Start of Raw records

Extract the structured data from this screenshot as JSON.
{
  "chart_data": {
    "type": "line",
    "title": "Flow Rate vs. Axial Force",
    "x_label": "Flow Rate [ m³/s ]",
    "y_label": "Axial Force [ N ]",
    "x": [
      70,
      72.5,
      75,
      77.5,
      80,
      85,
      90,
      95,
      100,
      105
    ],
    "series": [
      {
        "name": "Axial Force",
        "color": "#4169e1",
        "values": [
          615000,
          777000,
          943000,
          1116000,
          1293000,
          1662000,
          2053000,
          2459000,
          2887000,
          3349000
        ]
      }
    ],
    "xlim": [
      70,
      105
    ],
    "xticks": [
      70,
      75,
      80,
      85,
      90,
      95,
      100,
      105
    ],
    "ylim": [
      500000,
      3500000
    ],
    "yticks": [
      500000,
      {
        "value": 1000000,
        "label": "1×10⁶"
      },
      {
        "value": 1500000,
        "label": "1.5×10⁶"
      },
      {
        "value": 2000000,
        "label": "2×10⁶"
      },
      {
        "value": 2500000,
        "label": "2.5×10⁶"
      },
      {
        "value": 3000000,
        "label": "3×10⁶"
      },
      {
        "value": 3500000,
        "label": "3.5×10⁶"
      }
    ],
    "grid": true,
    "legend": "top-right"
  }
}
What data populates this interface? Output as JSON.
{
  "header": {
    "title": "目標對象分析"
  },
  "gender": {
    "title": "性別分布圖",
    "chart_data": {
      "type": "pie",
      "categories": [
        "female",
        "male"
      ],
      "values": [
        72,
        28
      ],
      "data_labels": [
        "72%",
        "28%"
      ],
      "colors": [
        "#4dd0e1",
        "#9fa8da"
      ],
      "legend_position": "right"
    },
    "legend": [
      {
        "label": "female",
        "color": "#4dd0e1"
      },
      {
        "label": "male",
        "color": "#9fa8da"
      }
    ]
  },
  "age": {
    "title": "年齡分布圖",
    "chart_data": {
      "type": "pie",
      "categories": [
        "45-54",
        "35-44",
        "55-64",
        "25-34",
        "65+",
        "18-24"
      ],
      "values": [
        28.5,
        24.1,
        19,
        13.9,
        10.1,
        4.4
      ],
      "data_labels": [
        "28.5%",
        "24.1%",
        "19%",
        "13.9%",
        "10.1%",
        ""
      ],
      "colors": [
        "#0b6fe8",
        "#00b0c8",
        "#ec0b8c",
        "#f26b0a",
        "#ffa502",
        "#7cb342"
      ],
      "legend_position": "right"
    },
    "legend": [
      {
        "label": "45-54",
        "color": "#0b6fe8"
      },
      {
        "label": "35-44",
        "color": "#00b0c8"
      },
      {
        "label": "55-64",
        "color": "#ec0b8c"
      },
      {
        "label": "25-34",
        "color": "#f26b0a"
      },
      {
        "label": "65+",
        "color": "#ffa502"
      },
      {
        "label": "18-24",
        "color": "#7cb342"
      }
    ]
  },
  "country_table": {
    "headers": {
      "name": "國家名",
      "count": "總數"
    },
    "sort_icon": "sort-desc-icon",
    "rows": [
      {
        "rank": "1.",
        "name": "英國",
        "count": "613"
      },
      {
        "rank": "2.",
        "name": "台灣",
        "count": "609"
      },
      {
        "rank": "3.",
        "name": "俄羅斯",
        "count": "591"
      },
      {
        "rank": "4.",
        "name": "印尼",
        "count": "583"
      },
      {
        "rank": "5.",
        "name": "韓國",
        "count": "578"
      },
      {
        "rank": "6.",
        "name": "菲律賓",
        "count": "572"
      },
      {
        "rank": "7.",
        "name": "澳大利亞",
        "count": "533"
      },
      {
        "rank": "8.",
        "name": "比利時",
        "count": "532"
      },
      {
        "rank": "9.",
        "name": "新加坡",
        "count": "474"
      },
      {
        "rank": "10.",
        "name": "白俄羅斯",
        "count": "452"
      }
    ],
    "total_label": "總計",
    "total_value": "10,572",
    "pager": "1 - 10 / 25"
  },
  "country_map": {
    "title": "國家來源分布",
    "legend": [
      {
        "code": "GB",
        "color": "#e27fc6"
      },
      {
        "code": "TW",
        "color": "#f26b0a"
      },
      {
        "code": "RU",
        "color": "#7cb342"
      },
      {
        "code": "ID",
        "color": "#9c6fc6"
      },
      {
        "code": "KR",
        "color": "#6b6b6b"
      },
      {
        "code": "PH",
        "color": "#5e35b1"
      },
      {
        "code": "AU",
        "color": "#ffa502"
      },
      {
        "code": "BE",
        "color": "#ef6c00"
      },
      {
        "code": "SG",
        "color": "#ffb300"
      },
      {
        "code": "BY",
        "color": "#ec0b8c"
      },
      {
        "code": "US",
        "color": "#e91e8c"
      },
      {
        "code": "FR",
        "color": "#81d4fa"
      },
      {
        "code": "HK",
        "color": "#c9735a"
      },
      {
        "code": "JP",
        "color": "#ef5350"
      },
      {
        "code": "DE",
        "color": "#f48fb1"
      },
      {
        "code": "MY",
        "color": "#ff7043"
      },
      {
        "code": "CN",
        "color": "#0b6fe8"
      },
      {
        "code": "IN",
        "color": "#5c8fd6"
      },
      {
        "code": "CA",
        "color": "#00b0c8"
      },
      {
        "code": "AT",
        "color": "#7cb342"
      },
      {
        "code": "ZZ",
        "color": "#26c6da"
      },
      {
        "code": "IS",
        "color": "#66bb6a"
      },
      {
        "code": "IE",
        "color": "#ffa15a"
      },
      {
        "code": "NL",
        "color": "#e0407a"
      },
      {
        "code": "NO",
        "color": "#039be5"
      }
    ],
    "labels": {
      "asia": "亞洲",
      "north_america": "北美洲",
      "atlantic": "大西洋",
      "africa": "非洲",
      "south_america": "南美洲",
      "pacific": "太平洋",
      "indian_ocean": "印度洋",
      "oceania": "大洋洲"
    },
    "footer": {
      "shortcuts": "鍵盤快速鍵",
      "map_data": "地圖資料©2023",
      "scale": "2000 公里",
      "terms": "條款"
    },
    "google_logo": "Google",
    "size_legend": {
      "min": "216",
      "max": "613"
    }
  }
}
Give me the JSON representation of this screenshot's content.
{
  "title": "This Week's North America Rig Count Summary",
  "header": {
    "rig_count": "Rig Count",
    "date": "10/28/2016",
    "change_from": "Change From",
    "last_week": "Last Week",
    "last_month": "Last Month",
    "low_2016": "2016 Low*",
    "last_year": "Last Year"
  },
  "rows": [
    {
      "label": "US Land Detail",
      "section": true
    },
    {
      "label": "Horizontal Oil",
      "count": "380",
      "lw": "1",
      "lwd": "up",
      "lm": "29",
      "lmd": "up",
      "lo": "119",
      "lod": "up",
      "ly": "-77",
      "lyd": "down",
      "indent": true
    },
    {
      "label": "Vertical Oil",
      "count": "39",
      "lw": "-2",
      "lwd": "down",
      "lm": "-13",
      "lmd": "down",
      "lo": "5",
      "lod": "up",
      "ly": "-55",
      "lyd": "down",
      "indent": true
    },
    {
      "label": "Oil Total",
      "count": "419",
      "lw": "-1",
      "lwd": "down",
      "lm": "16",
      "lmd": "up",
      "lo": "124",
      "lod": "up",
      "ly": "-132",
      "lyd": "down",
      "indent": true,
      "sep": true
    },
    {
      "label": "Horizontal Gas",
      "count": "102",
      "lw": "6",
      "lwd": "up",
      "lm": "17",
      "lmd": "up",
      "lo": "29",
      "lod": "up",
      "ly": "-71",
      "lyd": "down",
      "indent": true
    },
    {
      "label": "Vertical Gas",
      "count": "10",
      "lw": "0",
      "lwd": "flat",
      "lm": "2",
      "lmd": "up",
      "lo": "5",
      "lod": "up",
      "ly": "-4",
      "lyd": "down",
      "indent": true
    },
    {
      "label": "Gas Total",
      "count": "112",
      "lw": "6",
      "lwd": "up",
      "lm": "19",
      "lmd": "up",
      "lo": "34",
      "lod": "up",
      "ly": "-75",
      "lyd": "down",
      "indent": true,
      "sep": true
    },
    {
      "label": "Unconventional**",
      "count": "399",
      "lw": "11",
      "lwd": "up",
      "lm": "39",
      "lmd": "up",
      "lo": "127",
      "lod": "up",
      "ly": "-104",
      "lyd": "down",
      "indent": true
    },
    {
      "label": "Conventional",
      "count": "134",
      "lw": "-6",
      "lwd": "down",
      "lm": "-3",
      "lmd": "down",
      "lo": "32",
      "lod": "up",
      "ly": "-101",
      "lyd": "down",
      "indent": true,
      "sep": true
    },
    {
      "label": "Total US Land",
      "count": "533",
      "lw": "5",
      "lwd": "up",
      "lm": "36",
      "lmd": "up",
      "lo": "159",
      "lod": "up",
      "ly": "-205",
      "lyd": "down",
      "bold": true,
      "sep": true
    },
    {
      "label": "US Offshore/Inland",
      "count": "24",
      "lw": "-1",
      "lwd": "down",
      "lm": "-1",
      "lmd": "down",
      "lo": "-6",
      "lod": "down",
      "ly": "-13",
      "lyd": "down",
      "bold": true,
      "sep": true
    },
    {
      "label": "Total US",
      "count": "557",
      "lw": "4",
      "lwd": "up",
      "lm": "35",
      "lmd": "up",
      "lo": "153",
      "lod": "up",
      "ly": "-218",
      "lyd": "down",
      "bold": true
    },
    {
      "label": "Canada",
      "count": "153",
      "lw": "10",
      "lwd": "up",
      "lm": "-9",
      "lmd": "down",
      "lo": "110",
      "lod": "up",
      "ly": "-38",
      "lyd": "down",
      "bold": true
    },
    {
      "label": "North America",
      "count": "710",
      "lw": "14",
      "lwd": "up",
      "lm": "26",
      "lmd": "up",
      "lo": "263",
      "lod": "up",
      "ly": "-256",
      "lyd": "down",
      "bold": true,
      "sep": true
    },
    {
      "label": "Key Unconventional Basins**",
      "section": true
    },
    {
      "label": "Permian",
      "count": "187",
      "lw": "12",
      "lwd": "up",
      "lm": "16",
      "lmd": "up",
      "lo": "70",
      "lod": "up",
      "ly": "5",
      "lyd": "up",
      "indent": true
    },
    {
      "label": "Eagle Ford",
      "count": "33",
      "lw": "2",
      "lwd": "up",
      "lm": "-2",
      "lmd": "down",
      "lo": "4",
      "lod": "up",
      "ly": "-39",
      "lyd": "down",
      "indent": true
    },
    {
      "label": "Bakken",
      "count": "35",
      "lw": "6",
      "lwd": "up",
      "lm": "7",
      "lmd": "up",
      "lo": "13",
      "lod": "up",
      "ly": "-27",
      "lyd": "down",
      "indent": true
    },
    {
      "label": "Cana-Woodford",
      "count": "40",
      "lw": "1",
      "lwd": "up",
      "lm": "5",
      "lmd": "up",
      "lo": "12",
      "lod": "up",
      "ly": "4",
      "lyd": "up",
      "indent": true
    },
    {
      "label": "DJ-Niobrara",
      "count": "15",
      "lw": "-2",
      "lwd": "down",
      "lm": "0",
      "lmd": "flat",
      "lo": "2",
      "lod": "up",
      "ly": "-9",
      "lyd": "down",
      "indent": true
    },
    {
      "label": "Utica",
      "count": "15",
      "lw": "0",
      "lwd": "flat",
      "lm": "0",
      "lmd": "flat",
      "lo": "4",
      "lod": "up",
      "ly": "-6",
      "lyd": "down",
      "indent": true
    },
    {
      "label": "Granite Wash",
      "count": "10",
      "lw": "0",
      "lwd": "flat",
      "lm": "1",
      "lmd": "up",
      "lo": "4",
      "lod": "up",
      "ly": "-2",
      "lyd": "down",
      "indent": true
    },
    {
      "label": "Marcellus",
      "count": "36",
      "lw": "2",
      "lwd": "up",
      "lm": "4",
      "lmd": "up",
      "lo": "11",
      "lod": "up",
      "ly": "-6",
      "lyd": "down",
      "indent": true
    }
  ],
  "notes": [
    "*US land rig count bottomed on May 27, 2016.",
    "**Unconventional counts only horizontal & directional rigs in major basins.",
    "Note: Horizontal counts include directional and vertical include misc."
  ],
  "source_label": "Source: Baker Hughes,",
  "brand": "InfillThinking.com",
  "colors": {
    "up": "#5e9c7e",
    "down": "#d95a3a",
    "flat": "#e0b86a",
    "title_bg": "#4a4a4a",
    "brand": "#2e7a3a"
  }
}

End of Raw records

**Exercise brief**
Your task is to gather all lines from the entries above that hold the word "Axial".

**Response**
    "title": "Flow Rate vs. Axial Force",
    "y_label": "Axial Force [ N ]",
        "name": "Axial Force",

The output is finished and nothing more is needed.